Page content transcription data

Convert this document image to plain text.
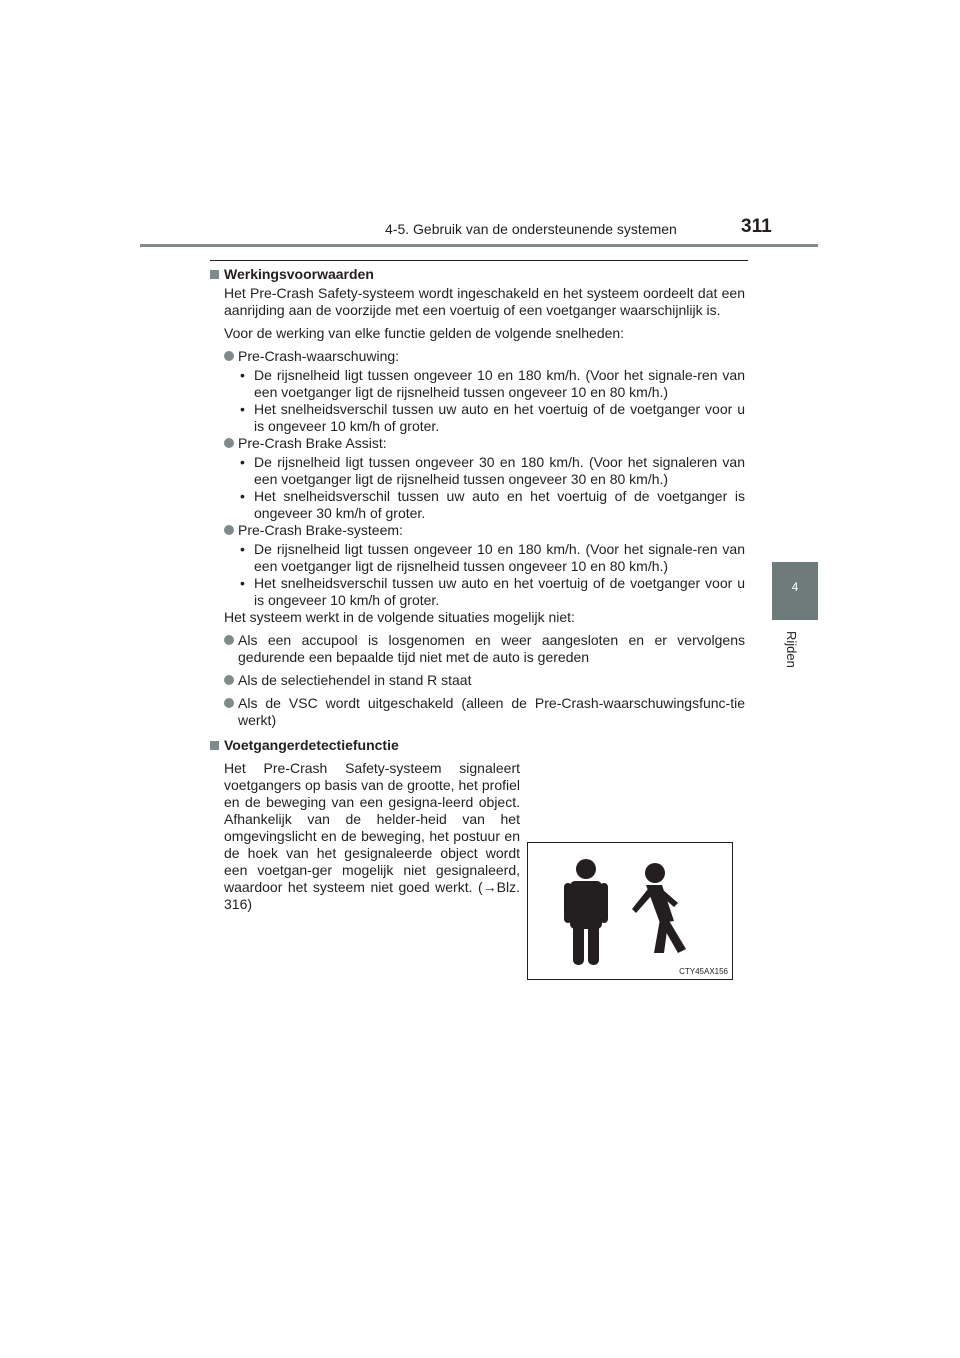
4-5. Gebruik van de ondersteunende systemen	311
4
Rijden
Werkingsvoorwaarden
Het Pre-Crash Safety-systeem wordt ingeschakeld en het systeem oordeelt dat een aanrijding aan de voorzijde met een voertuig of een voetganger waarschijnlijk is.
Voor de werking van elke functie gelden de volgende snelheden:
Pre-Crash-waarschuwing:
• De rijsnelheid ligt tussen ongeveer 10 en 180 km/h. (Voor het signale-ren van een voetganger ligt de rijsnelheid tussen ongeveer 10 en 80 km/h.)
• Het snelheidsverschil tussen uw auto en het voertuig of de voetganger voor u is ongeveer 10 km/h of groter.
Pre-Crash Brake Assist:
• De rijsnelheid ligt tussen ongeveer 30 en 180 km/h. (Voor het signaleren van een voetganger ligt de rijsnelheid tussen ongeveer 30 en 80 km/h.)
• Het snelheidsverschil tussen uw auto en het voertuig of de voetganger is ongeveer 30 km/h of groter.
Pre-Crash Brake-systeem:
• De rijsnelheid ligt tussen ongeveer 10 en 180 km/h. (Voor het signale-ren van een voetganger ligt de rijsnelheid tussen ongeveer 10 en 80 km/h.)
• Het snelheidsverschil tussen uw auto en het voertuig of de voetganger voor u is ongeveer 10 km/h of groter.
Het systeem werkt in de volgende situaties mogelijk niet:
Als een accupool is losgenomen en weer aangesloten en er vervolgens gedurende een bepaalde tijd niet met de auto is gereden
Als de selectiehendel in stand R staat
Als de VSC wordt uitgeschakeld (alleen de Pre-Crash-waarschuwingsfunc-tie werkt)
Voetgangerdetectiefunctie
Het Pre-Crash Safety-systeem signaleert voetgangers op basis van de grootte, het profiel en de beweging van een gesigna-leerd object. Afhankelijk van de helder-heid van het omgevingslicht en de beweging, het postuur en de hoek van het gesignaleerde object wordt een voetgan-ger mogelijk niet gesignaleerd, waardoor het systeem niet goed werkt. (→Blz. 316)
CTY45AX156
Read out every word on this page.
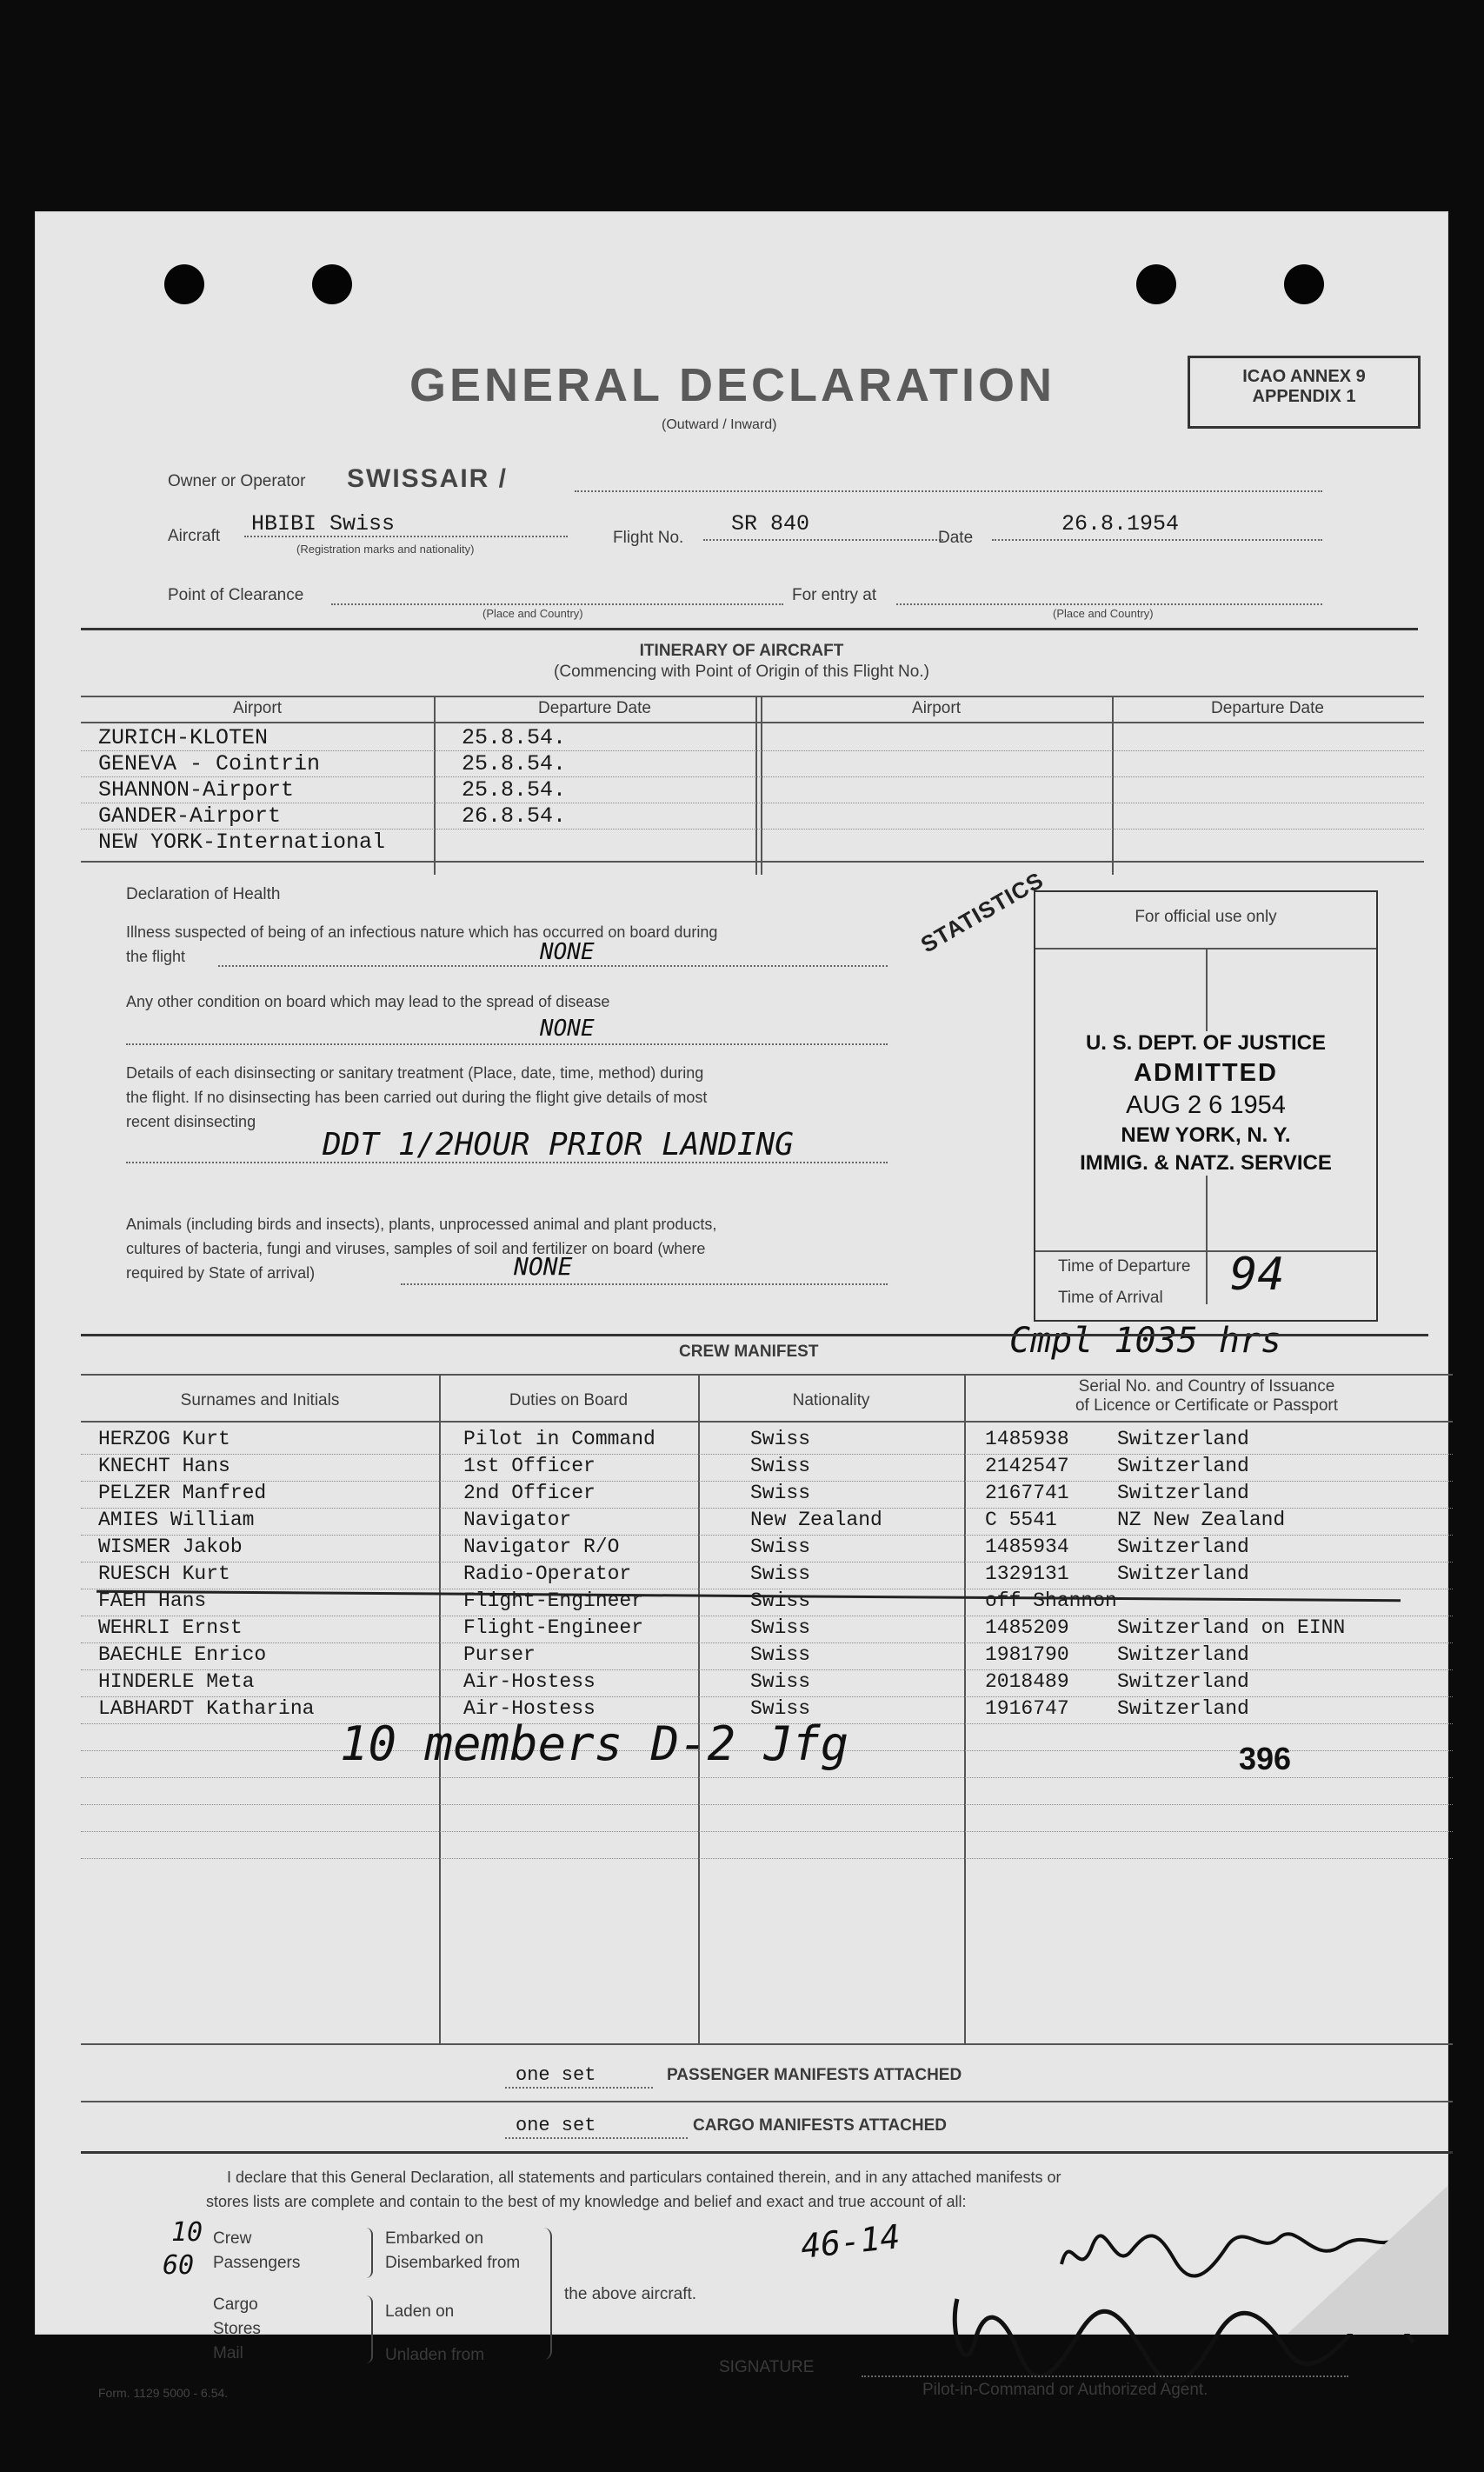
GENERAL DECLARATION
(Outward / Inward)
ICAO ANNEX 9
APPENDIX 1
Owner or Operator SWISSAIR /
Aircraft HBIBI Swiss
(Registration marks and nationality)
Flight No.
SR 840
Date
26.8.1954
Point of Clearance
(Place and Country)
For entry at
(Place and Country)
ITINERARY OF AIRCRAFT
(Commencing with Point of Origin of this Flight No.)
Airport	Departure Date	Airport	Departure Date
ZURICH-KLOTEN	25.8.54.
GENEVA - Cointrin	25.8.54.
SHANNON-Airport	25.8.54.
GANDER-Airport	26.8.54.
NEW YORK-International
STATISTICS
Declaration of Health
Illness suspected of being of an infectious nature which has occurred on board during
the flight	NONE
Any other condition on board which may lead to the spread of disease
NONE
Details of each disinsecting or sanitary treatment (Place, date, time, method) during
the flight. If no disinsecting has been carried out during the flight give details of most
recent disinsecting
DDT 1/2HOUR PRIOR LANDING
Animals (including birds and insects), plants, unprocessed animal and plant products,
cultures of bacteria, fungi and viruses, samples of soil and fertilizer on board (where
required by State of arrival)	NONE
For official use only
U. S. DEPT. OF JUSTICE
ADMITTED
AUG 2 6 1954
NEW YORK, N. Y.
IMMIG. & NATZ. SERVICE
Time of Departure
Time of Arrival 94
Cmpl 1035 hrs
CREW MANIFEST
Surnames and Initials	Duties on Board	Nationality
Serial No. and Country of Issuance
of Licence or Certificate or Passport
HERZOG Kurt	Pilot in Command	Swiss	1485938 Switzerland
KNECHT Hans	1st Officer	Swiss	2142547 Switzerland
PELZER Manfred	2nd Officer	Swiss	2167741 Switzerland
AMIES William	Navigator	New Zealand	C 5541	NZ New Zealand
WISMER Jakob	Navigator R/O	Swiss	1485934 Switzerland
RUESCH Kurt	Radio-Operator	Swiss	1329131 Switzerland
FAEH Hans	Flight-Engineer	Swiss	off Shannon
WEHRLI Ernst	Flight-Engineer	Swiss	1485209 Switzerland on EINN
BAECHLE Enrico	Purser	Swiss	1981790 Switzerland
HINDERLE Meta	Air-Hostess	Swiss	2018489 Switzerland
LABHARDT Katharina	Air-Hostess	Swiss	1916747 Switzerland
10 members D-2 Jfg	396
one set	PASSENGER MANIFESTS ATTACHED
one set	CARGO MANIFESTS ATTACHED
I declare that this General Declaration, all statements and particulars contained therein, and in any attached manifests or
stores lists are complete and contain to the best of my knowledge and belief and exact and true account of all:
10
60
Crew
Passengers
Embarked on
Disembarked from
Cargo
Stores
Mail
Laden on
Unladen from
the above aircraft.
46-14
SIGNATURE
Pilot-in-Command or Authorized Agent.
Form. 1129 5000 - 6.54.
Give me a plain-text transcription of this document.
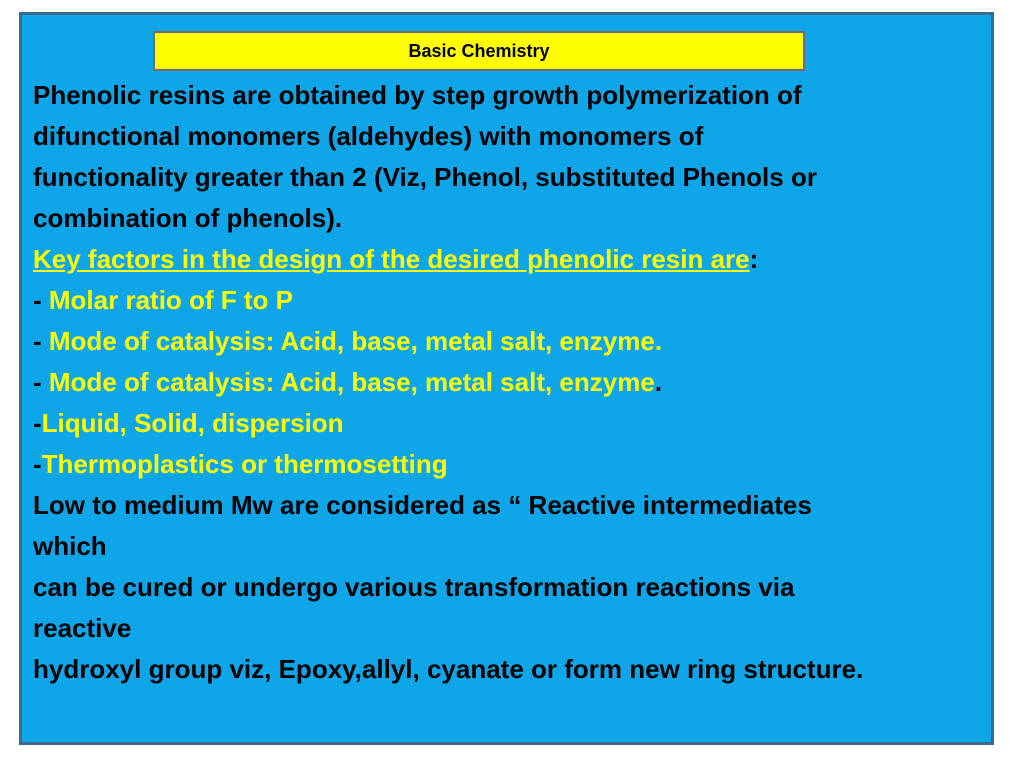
Basic Chemistry
Phenolic resins are obtained by step growth polymerization of
difunctional monomers (aldehydes) with monomers of
functionality greater than 2 (Viz, Phenol, substituted Phenols or
combination of phenols).
Key factors in the design of the desired phenolic resin are:
- Molar ratio of F to P
- Mode of catalysis: Acid, base, metal salt, enzyme.
- Mode of catalysis: Acid, base, metal salt, enzyme.
-Liquid, Solid, dispersion
-Thermoplastics or thermosetting
Low to medium Mw are considered as “ Reactive intermediates
which
can be cured or undergo various transformation reactions via
reactive
hydroxyl group viz, Epoxy,allyl, cyanate or form new ring structure.
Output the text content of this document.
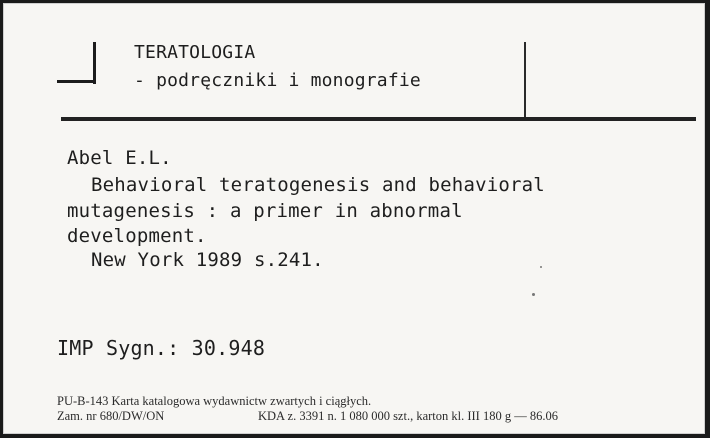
TERATOLOGIA
- podręczniki i monografie
Abel E.L.
Behavioral teratogenesis and behavioral
mutagenesis : a primer in abnormal
development.
New York 1989 s.241.
IMP Sygn.: 30.948
PU-B-143 Karta katalogowa wydawnictw zwartych i ciągłych.
Zam. nr 680/DW/ON	KDA z. 3391 n. 1 080 000 szt., karton kl. III 180 g — 86.06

Problem description: Leave the pictures out and reproduce every record above exactly.

Solution to the exercise:
Convert this document image to plain text.
4-5. Gebruik van de ondersteunende systemen	311
4
Rijden
Werkingsvoorwaarden
Het Pre-Crash Safety-systeem wordt ingeschakeld en het systeem oordeelt dat een aanrijding aan de voorzijde met een voertuig of een voetganger waarschijnlijk is.
Voor de werking van elke functie gelden de volgende snelheden:
Pre-Crash-waarschuwing:
• De rijsnelheid ligt tussen ongeveer 10 en 180 km/h. (Voor het signale-ren van een voetganger ligt de rijsnelheid tussen ongeveer 10 en 80 km/h.)
• Het snelheidsverschil tussen uw auto en het voertuig of de voetganger voor u is ongeveer 10 km/h of groter.
Pre-Crash Brake Assist:
• De rijsnelheid ligt tussen ongeveer 30 en 180 km/h. (Voor het signaleren van een voetganger ligt de rijsnelheid tussen ongeveer 30 en 80 km/h.)
• Het snelheidsverschil tussen uw auto en het voertuig of de voetganger is ongeveer 30 km/h of groter.
Pre-Crash Brake-systeem:
• De rijsnelheid ligt tussen ongeveer 10 en 180 km/h. (Voor het signale-ren van een voetganger ligt de rijsnelheid tussen ongeveer 10 en 80 km/h.)
• Het snelheidsverschil tussen uw auto en het voertuig of de voetganger voor u is ongeveer 10 km/h of groter.
Het systeem werkt in de volgende situaties mogelijk niet:
Als een accupool is losgenomen en weer aangesloten en er vervolgens gedurende een bepaalde tijd niet met de auto is gereden
Als de selectiehendel in stand R staat
Als de VSC wordt uitgeschakeld (alleen de Pre-Crash-waarschuwingsfunc-tie werkt)
Voetgangerdetectiefunctie
Het Pre-Crash Safety-systeem signaleert voetgangers op basis van de grootte, het profiel en de beweging van een gesigna-leerd object. Afhankelijk van de helder-heid van het omgevingslicht en de beweging, het postuur en de hoek van het gesignaleerde object wordt een voetgan-ger mogelijk niet gesignaleerd, waardoor het systeem niet goed werkt. (→Blz. 316)
CTY45AX156
Read out every word on this page.
GENERAL DECLARATION
(Outward / Inward)
ICAO ANNEX 9
APPENDIX 1
Owner or Operator SWISSAIR /
Aircraft HBIBI Swiss
(Registration marks and nationality)
Flight No.
SR 840
Date
26.8.1954
Point of Clearance
(Place and Country)
For entry at
(Place and Country)
ITINERARY OF AIRCRAFT
(Commencing with Point of Origin of this Flight No.)
Airport	Departure Date	Airport	Departure Date
ZURICH-KLOTEN	25.8.54.
GENEVA - Cointrin	25.8.54.
SHANNON-Airport	25.8.54.
GANDER-Airport	26.8.54.
NEW YORK-International
STATISTICS
Declaration of Health
Illness suspected of being of an infectious nature which has occurred on board during
the flight	NONE
Any other condition on board which may lead to the spread of disease
NONE
Details of each disinsecting or sanitary treatment (Place, date, time, method) during
the flight. If no disinsecting has been carried out during the flight give details of most
recent disinsecting
DDT 1/2HOUR PRIOR LANDING
Animals (including birds and insects), plants, unprocessed animal and plant products,
cultures of bacteria, fungi and viruses, samples of soil and fertilizer on board (where
required by State of arrival)	NONE
For official use only
U. S. DEPT. OF JUSTICE
ADMITTED
AUG 2 6 1954
NEW YORK, N. Y.
IMMIG. & NATZ. SERVICE
Time of Departure
Time of Arrival 94
Cmpl 1035 hrs
CREW MANIFEST
Surnames and Initials	Duties on Board	Nationality
Serial No. and Country of Issuance
of Licence or Certificate or Passport
HERZOG Kurt	Pilot in Command	Swiss	1485938 Switzerland
KNECHT Hans	1st Officer	Swiss	2142547 Switzerland
PELZER Manfred	2nd Officer	Swiss	2167741 Switzerland
AMIES William	Navigator	New Zealand	C 5541	NZ New Zealand
WISMER Jakob	Navigator R/O	Swiss	1485934 Switzerland
RUESCH Kurt	Radio-Operator	Swiss	1329131 Switzerland
FAEH Hans	Flight-Engineer	Swiss	off Shannon
WEHRLI Ernst	Flight-Engineer	Swiss	1485209 Switzerland on EINN
BAECHLE Enrico	Purser	Swiss	1981790 Switzerland
HINDERLE Meta	Air-Hostess	Swiss	2018489 Switzerland
LABHARDT Katharina	Air-Hostess	Swiss	1916747 Switzerland
10 members D-2 Jfg	396
one set	PASSENGER MANIFESTS ATTACHED
one set	CARGO MANIFESTS ATTACHED
I declare that this General Declaration, all statements and particulars contained therein, and in any attached manifests or
stores lists are complete and contain to the best of my knowledge and belief and exact and true account of all:
10
60
Crew
Passengers
Embarked on
Disembarked from
Cargo
Stores
Mail
Laden on
Unladen from
the above aircraft.
46-14
SIGNATURE
Pilot-in-Command or Authorized Agent.
Form. 1129 5000 - 6.54.
Give me a plain-text transcription of this document.
Basic Chemistry
Phenolic resins are obtained by step growth polymerization of
difunctional monomers (aldehydes) with monomers of
functionality greater than 2 (Viz, Phenol, substituted Phenols or
combination of phenols).
Key factors in the design of the desired phenolic resin are:
- Molar ratio of F to P
- Mode of catalysis: Acid, base, metal salt, enzyme.
- Mode of catalysis: Acid, base, metal salt, enzyme.
-Liquid, Solid, dispersion
-Thermoplastics or thermosetting
Low to medium Mw are considered as “ Reactive intermediates
which
can be cured or undergo various transformation reactions via
reactive
hydroxyl group viz, Epoxy,allyl, cyanate or form new ring structure.
Output the text content of this document.
TERATOLOGIA
- podręczniki i monografie
Abel E.L.
Behavioral teratogenesis and behavioral
mutagenesis : a primer in abnormal
development.
New York 1989 s.241.
IMP Sygn.: 30.948
PU-B-143 Karta katalogowa wydawnictw zwartych i ciągłych.
Zam. nr 680/DW/ON	KDA z. 3391 n. 1 080 000 szt., karton kl. III 180 g — 86.06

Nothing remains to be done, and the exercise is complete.